» **Goal**: How many of these lines hold the string "structured"? Answer with the number only.

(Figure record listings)

-=-=-=-=-

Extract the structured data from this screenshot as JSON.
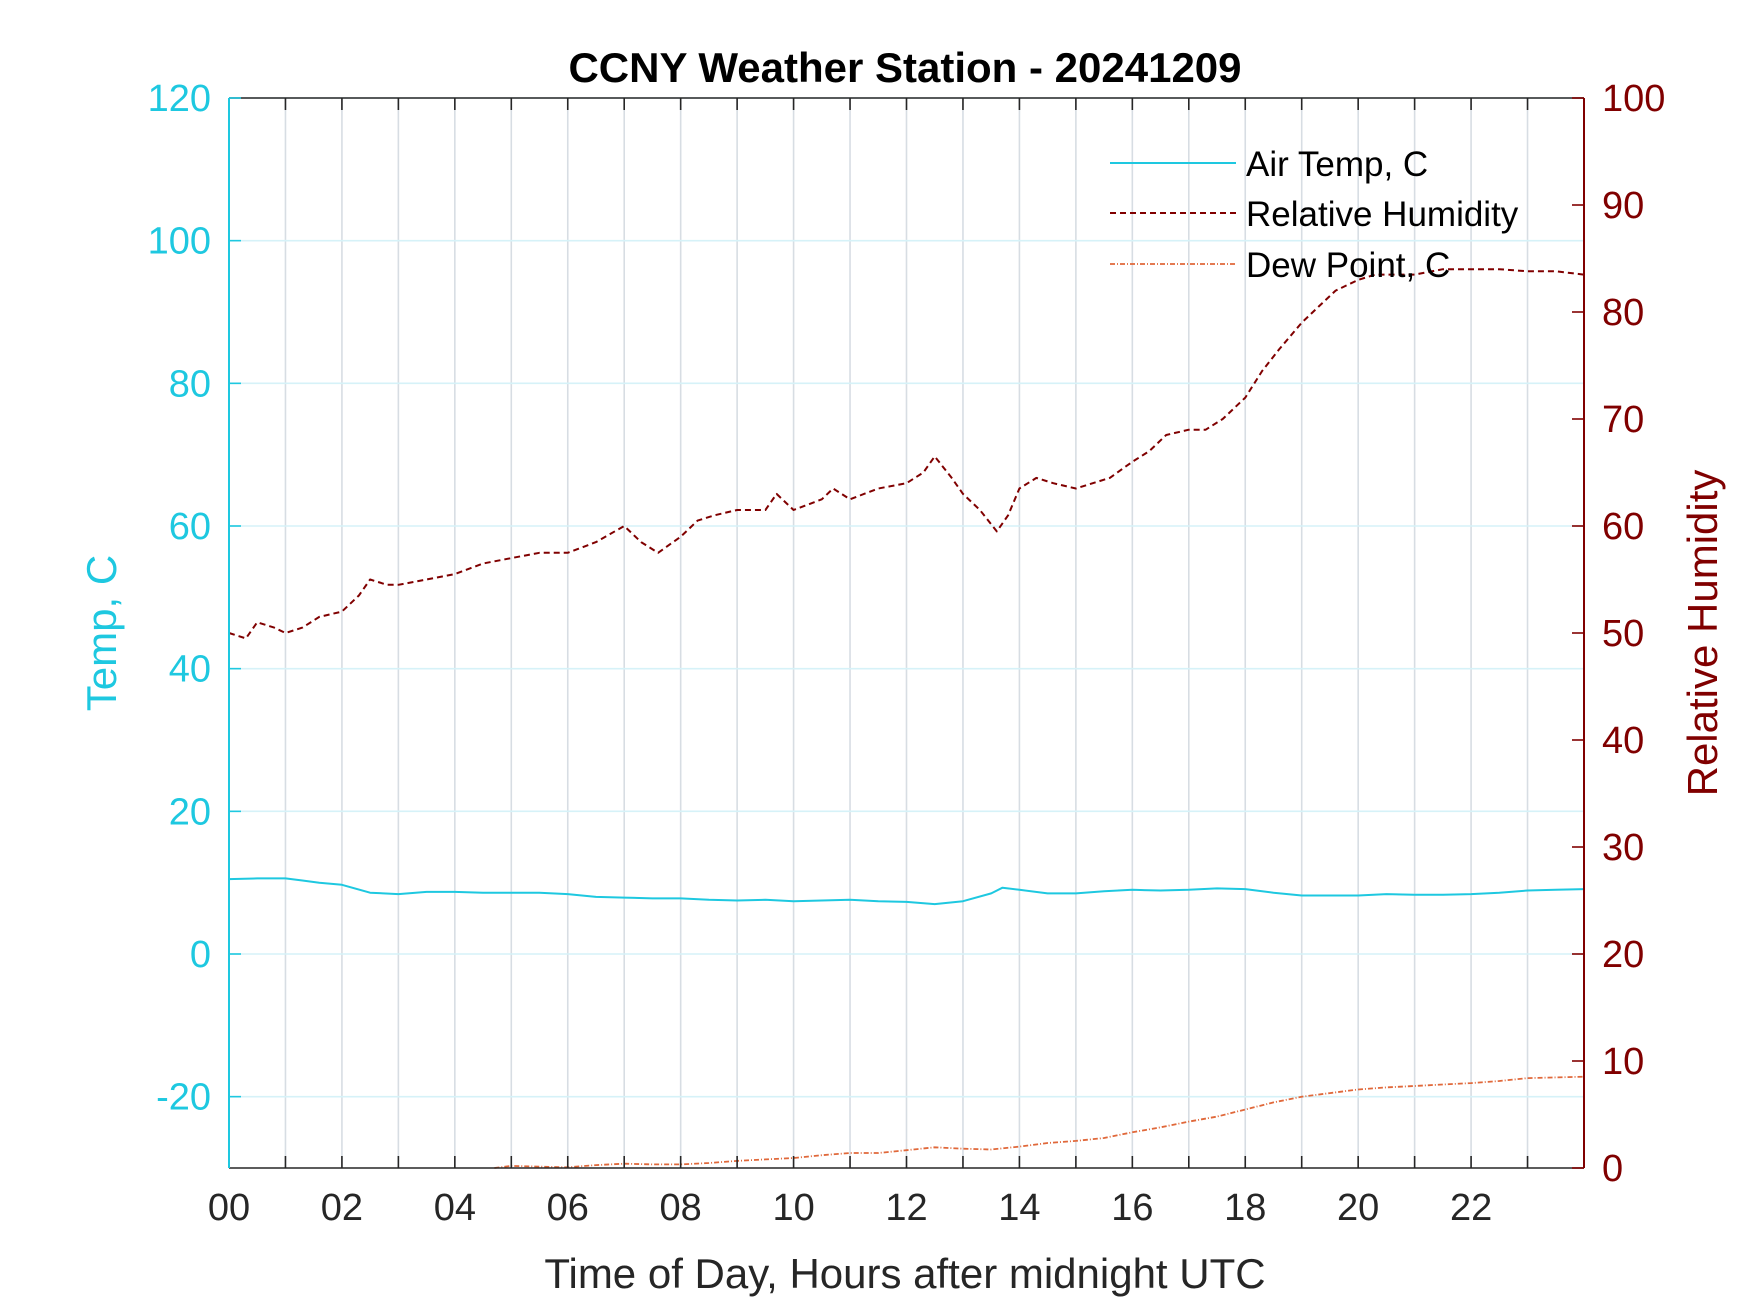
{
  "chart_data": {
    "type": "line",
    "title": "CCNY Weather Station - 20241209",
    "xlabel": "Time of Day, Hours after midnight UTC",
    "ylabel_left": "Temp, C",
    "ylabel_right": "Relative Humidity",
    "xlim": [
      0,
      24
    ],
    "ylim_left": [
      -30,
      120
    ],
    "ylim_right": [
      0,
      100
    ],
    "x_ticks": [
      0,
      2,
      4,
      6,
      8,
      10,
      12,
      14,
      16,
      18,
      20,
      22
    ],
    "x_tick_labels": [
      "00",
      "02",
      "04",
      "06",
      "08",
      "10",
      "12",
      "14",
      "16",
      "18",
      "20",
      "22"
    ],
    "y_left_ticks": [
      -20,
      0,
      20,
      40,
      60,
      80,
      100,
      120
    ],
    "y_left_tick_labels": [
      "-20",
      "0",
      "20",
      "40",
      "60",
      "80",
      "100",
      "120"
    ],
    "y_right_ticks": [
      0,
      10,
      20,
      30,
      40,
      50,
      60,
      70,
      80,
      90,
      100
    ],
    "y_right_tick_labels": [
      "0",
      "10",
      "20",
      "30",
      "40",
      "50",
      "60",
      "70",
      "80",
      "90",
      "100"
    ],
    "grid": true,
    "legend_position": "top-right",
    "colors": {
      "left_axis": "#1ec8e0",
      "right_axis": "#800000",
      "air_temp": "#1ec8e0",
      "relative_humidity": "#800000",
      "dew_point": "#e0683a",
      "grid_vertical": "#d7dde3",
      "grid_horizontal": "#d6f2f8"
    },
    "series": [
      {
        "name": "Air Temp, C",
        "axis": "left",
        "style": "solid",
        "x": [
          0,
          0.5,
          1,
          1.3,
          1.6,
          2,
          2.5,
          3,
          3.5,
          4,
          4.5,
          5,
          5.5,
          6,
          6.5,
          7,
          7.5,
          8,
          8.5,
          9,
          9.5,
          10,
          10.5,
          11,
          11.5,
          12,
          12.5,
          13,
          13.5,
          13.7,
          14,
          14.5,
          15,
          15.5,
          16,
          16.5,
          17,
          17.5,
          18,
          18.5,
          19,
          19.5,
          20,
          20.5,
          21,
          21.5,
          22,
          22.5,
          23,
          23.5,
          24
        ],
        "y": [
          10.5,
          10.6,
          10.6,
          10.3,
          10.0,
          9.7,
          8.6,
          8.4,
          8.7,
          8.7,
          8.6,
          8.6,
          8.6,
          8.4,
          8.0,
          7.9,
          7.8,
          7.8,
          7.6,
          7.5,
          7.6,
          7.4,
          7.5,
          7.6,
          7.4,
          7.3,
          7.0,
          7.4,
          8.5,
          9.3,
          9.0,
          8.5,
          8.5,
          8.8,
          9.0,
          8.9,
          9.0,
          9.2,
          9.1,
          8.6,
          8.2,
          8.2,
          8.2,
          8.4,
          8.3,
          8.3,
          8.4,
          8.6,
          8.9,
          9.0,
          9.1
        ]
      },
      {
        "name": "Relative Humidity",
        "axis": "right",
        "style": "dashed",
        "x": [
          0,
          0.3,
          0.5,
          0.8,
          1,
          1.3,
          1.6,
          2,
          2.3,
          2.5,
          2.8,
          3,
          3.5,
          4,
          4.5,
          5,
          5.5,
          6,
          6.5,
          7,
          7.3,
          7.6,
          8,
          8.3,
          8.6,
          9,
          9.5,
          9.7,
          10,
          10.5,
          10.7,
          11,
          11.5,
          12,
          12.3,
          12.5,
          12.8,
          13,
          13.3,
          13.6,
          13.8,
          14,
          14.3,
          14.6,
          15,
          15.3,
          15.6,
          16,
          16.3,
          16.6,
          17,
          17.3,
          17.6,
          18,
          18.3,
          18.6,
          19,
          19.3,
          19.6,
          20,
          20.3,
          20.6,
          21,
          21.5,
          22,
          22.5,
          23,
          23.5,
          24
        ],
        "y": [
          50,
          49.5,
          51,
          50.5,
          50,
          50.5,
          51.5,
          52,
          53.5,
          55,
          54.5,
          54.5,
          55,
          55.5,
          56.5,
          57,
          57.5,
          57.5,
          58.5,
          60,
          58.5,
          57.5,
          59,
          60.5,
          61,
          61.5,
          61.5,
          63,
          61.5,
          62.5,
          63.5,
          62.5,
          63.5,
          64,
          65,
          66.5,
          64.5,
          63,
          61.5,
          59.5,
          61,
          63.5,
          64.5,
          64,
          63.5,
          64,
          64.5,
          66,
          67,
          68.5,
          69,
          69,
          70,
          72,
          74.5,
          76.5,
          79,
          80.5,
          82,
          83,
          83.5,
          83.5,
          83.5,
          84,
          84,
          84,
          83.8,
          83.8,
          83.5
        ]
      },
      {
        "name": "Dew Point, C",
        "axis": "left",
        "style": "dash-dot",
        "x": [
          4.7,
          5,
          5.5,
          6,
          6.5,
          7,
          7.5,
          8,
          8.5,
          9,
          9.5,
          10,
          10.5,
          11,
          11.5,
          12,
          12.5,
          13,
          13.5,
          14,
          14.5,
          15,
          15.5,
          16,
          16.5,
          17,
          17.5,
          18,
          18.5,
          19,
          19.5,
          20,
          20.5,
          21,
          21.5,
          22,
          22.5,
          23,
          23.5,
          24
        ],
        "y": [
          -30,
          -29.7,
          -29.8,
          -29.9,
          -29.6,
          -29.4,
          -29.5,
          -29.5,
          -29.3,
          -29.0,
          -28.8,
          -28.6,
          -28.2,
          -27.9,
          -27.9,
          -27.5,
          -27.1,
          -27.3,
          -27.4,
          -27.0,
          -26.5,
          -26.2,
          -25.8,
          -25.0,
          -24.3,
          -23.5,
          -22.8,
          -21.8,
          -20.8,
          -20.0,
          -19.5,
          -19.0,
          -18.7,
          -18.5,
          -18.3,
          -18.1,
          -17.8,
          -17.4,
          -17.3,
          -17.2
        ]
      }
    ]
  }
}
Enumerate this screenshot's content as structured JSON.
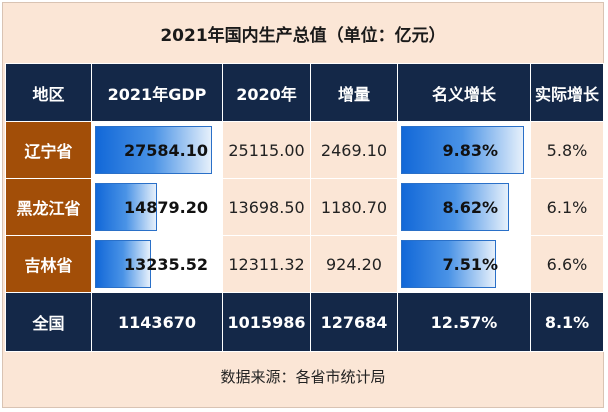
{
  "title": "2021年国内生产总值（单位：亿元）",
  "headers": [
    "地区",
    "2021年GDP",
    "2020年",
    "增量",
    "名义增长",
    "实际增长"
  ],
  "rows": [
    {
      "region": "辽宁省",
      "gdp2021": "27584.10",
      "gdp2021_fill": 0.94,
      "gdp2020": "25115.00",
      "increase": "2469.10",
      "nominal": "9.83%",
      "nominal_fill": 0.98,
      "real": "5.8%"
    },
    {
      "region": "黑龙江省",
      "gdp2021": "14879.20",
      "gdp2021_fill": 0.5,
      "gdp2020": "13698.50",
      "increase": "1180.70",
      "nominal": "8.62%",
      "nominal_fill": 0.86,
      "real": "6.1%"
    },
    {
      "region": "吉林省",
      "gdp2021": "13235.52",
      "gdp2021_fill": 0.45,
      "gdp2020": "12311.32",
      "increase": "924.20",
      "nominal": "7.51%",
      "nominal_fill": 0.75,
      "real": "6.6%"
    }
  ],
  "total": {
    "region": "全国",
    "gdp2021": "1143670",
    "gdp2020": "1015986",
    "increase": "127684",
    "nominal": "12.57%",
    "real": "8.1%"
  },
  "source": "数据来源：各省市统计局",
  "colors": {
    "header_bg": "#142848",
    "region_bg": "#a24e08",
    "page_bg": "#fbe6d6",
    "bar_blue": "#1268d8"
  }
}
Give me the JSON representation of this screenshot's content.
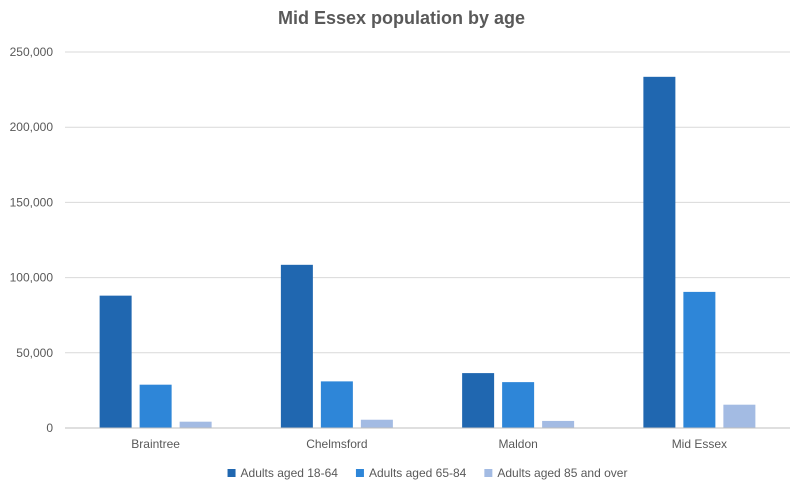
{
  "chart_data": {
    "type": "bar",
    "title": "Mid Essex population by age",
    "xlabel": "",
    "ylabel": "",
    "categories": [
      "Braintree",
      "Chelmsford",
      "Maldon",
      "Mid Essex"
    ],
    "series": [
      {
        "name": "Adults aged 18-64",
        "color": "#2067b0",
        "values": [
          88000,
          108500,
          36500,
          233500
        ]
      },
      {
        "name": "Adults aged 65-84",
        "color": "#2e86d8",
        "values": [
          28800,
          31000,
          30500,
          90500
        ]
      },
      {
        "name": "Adults aged 85 and over",
        "color": "#a3bbe3",
        "values": [
          4200,
          5500,
          4700,
          15500
        ]
      }
    ],
    "ylim": [
      0,
      250000
    ],
    "yticks": [
      0,
      50000,
      100000,
      150000,
      200000,
      250000
    ],
    "ytick_labels": [
      "0",
      "50,000",
      "100,000",
      "150,000",
      "200,000",
      "250,000"
    ],
    "grid": true,
    "legend_position": "bottom"
  }
}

-=-=-=-=-

» **Task result**: 2